### Short exercise:
Pull out each line of the records that contains the string "upgrade", ignoring letter case.

### Supplied material:
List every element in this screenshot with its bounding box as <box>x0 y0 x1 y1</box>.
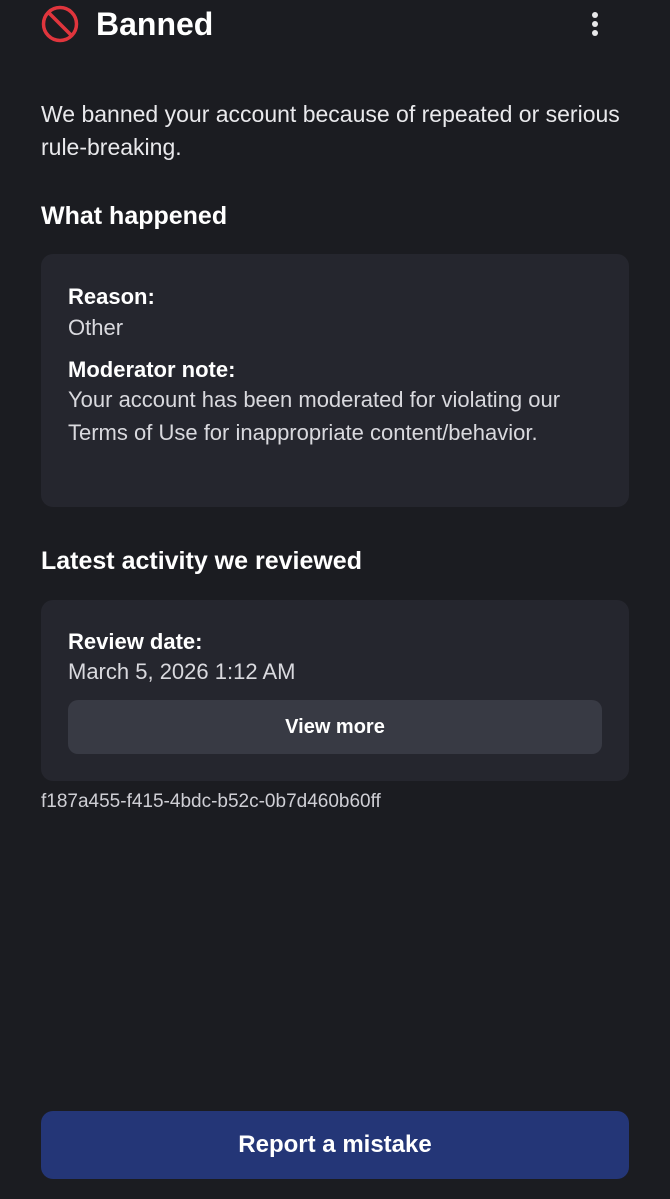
ban-notice-screen: Banned We banned your account because of… <box>0 0 670 1199</box>
view-more-button[interactable]: View more <box>68 700 602 754</box>
header: Banned <box>0 0 670 50</box>
intro-text: We banned your account because of repeat… <box>41 101 620 160</box>
reference-id: f187a455-f415-4bdc-b52c-0b7d460b60ff <box>41 791 381 812</box>
reason-label: Reason: <box>68 284 155 309</box>
what-happened-card: Reason: Other Moderator note: Your accou… <box>41 254 629 507</box>
more-options-button[interactable] <box>580 6 610 42</box>
review-date-label: Review date: <box>68 629 203 654</box>
report-mistake-button[interactable]: Report a mistake <box>41 1111 629 1179</box>
ban-icon <box>41 5 79 43</box>
moderator-note-label: Moderator note: <box>68 357 236 382</box>
reason-value: Other <box>68 315 124 340</box>
page-title: Banned <box>96 6 214 42</box>
latest-activity-card: Review date: March 5, 2026 1:12 AM View … <box>41 600 629 781</box>
moderator-note-value: Your account has been moderated for viol… <box>68 387 561 445</box>
latest-activity-heading: Latest activity we reviewed <box>41 547 362 575</box>
what-happened-heading: What happened <box>41 202 228 230</box>
review-date-value: March 5, 2026 1:12 AM <box>68 659 296 684</box>
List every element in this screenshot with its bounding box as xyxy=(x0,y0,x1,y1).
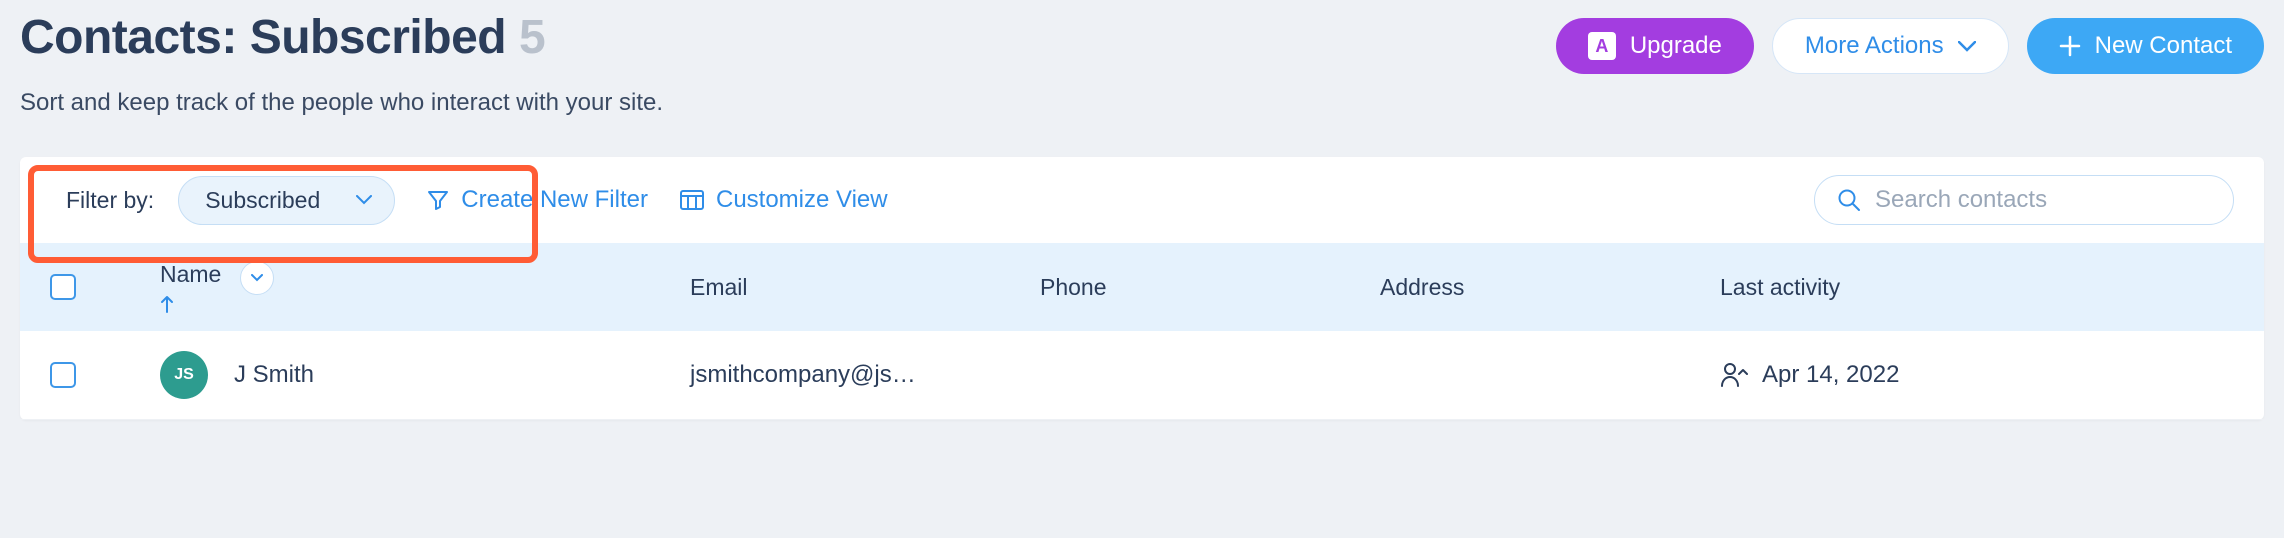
chevron-down-icon xyxy=(356,195,372,205)
search-input[interactable] xyxy=(1875,186,2211,214)
page-title-count: 5 xyxy=(519,11,545,64)
customize-view-label: Customize View xyxy=(716,186,888,214)
avatar: JS xyxy=(160,351,208,399)
search-container[interactable] xyxy=(1814,175,2234,225)
create-new-filter-link[interactable]: Create New Filter xyxy=(427,186,648,214)
new-contact-label: New Contact xyxy=(2095,32,2232,60)
filter-dropdown[interactable]: Subscribed xyxy=(178,176,395,225)
more-actions-label: More Actions xyxy=(1805,32,1944,60)
new-contact-button[interactable]: New Contact xyxy=(2027,18,2264,74)
chevron-down-icon xyxy=(251,274,263,282)
customize-view-link[interactable]: Customize View xyxy=(680,186,888,214)
filter-icon xyxy=(427,189,449,211)
contact-name: J Smith xyxy=(234,361,314,389)
contact-email: jsmithcompany@js… xyxy=(690,361,1040,389)
last-activity-value: Apr 14, 2022 xyxy=(1762,361,1899,389)
create-filter-label: Create New Filter xyxy=(461,186,648,214)
upgrade-button[interactable]: A Upgrade xyxy=(1556,18,1754,74)
more-actions-button[interactable]: More Actions xyxy=(1772,18,2009,74)
plus-icon xyxy=(2059,35,2081,57)
page-title: Contacts: Subscribed 5 xyxy=(20,10,663,65)
row-checkbox[interactable] xyxy=(50,362,76,388)
column-address[interactable]: Address xyxy=(1380,274,1720,301)
column-email[interactable]: Email xyxy=(690,274,1040,301)
table-header-row: Name Email Phone Address Last activity xyxy=(20,243,2264,331)
page-subtitle: Sort and keep track of the people who in… xyxy=(20,89,663,117)
ascend-badge-icon: A xyxy=(1588,32,1616,60)
select-all-checkbox[interactable] xyxy=(50,274,76,300)
sort-name-button[interactable] xyxy=(240,261,274,295)
chevron-down-icon xyxy=(1958,41,1976,52)
table-row[interactable]: JS J Smith jsmithcompany@js… Apr 14, 202… xyxy=(20,331,2264,420)
column-last-activity[interactable]: Last activity xyxy=(1720,274,2234,301)
page-title-prefix: Contacts: xyxy=(20,11,250,64)
filter-by-label: Filter by: xyxy=(66,187,154,214)
contacts-panel: Filter by: Subscribed Create New Filter … xyxy=(20,157,2264,420)
sort-direction-icon xyxy=(160,295,690,313)
filter-toolbar: Filter by: Subscribed Create New Filter … xyxy=(20,157,2264,243)
column-name[interactable]: Name xyxy=(160,261,690,313)
upgrade-label: Upgrade xyxy=(1630,32,1722,60)
search-icon xyxy=(1837,188,1861,212)
col-name-label: Name xyxy=(160,261,221,287)
member-activity-icon xyxy=(1720,362,1748,388)
column-phone[interactable]: Phone xyxy=(1040,274,1380,301)
filter-value: Subscribed xyxy=(205,187,320,214)
columns-icon xyxy=(680,190,704,210)
page-title-filter: Subscribed xyxy=(250,11,506,64)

### Result of this exercise:
upgrade-button[interactable]: A Upgrade xyxy=(1556,18,1754,74)
upgrade-label: Upgrade xyxy=(1630,32,1722,60)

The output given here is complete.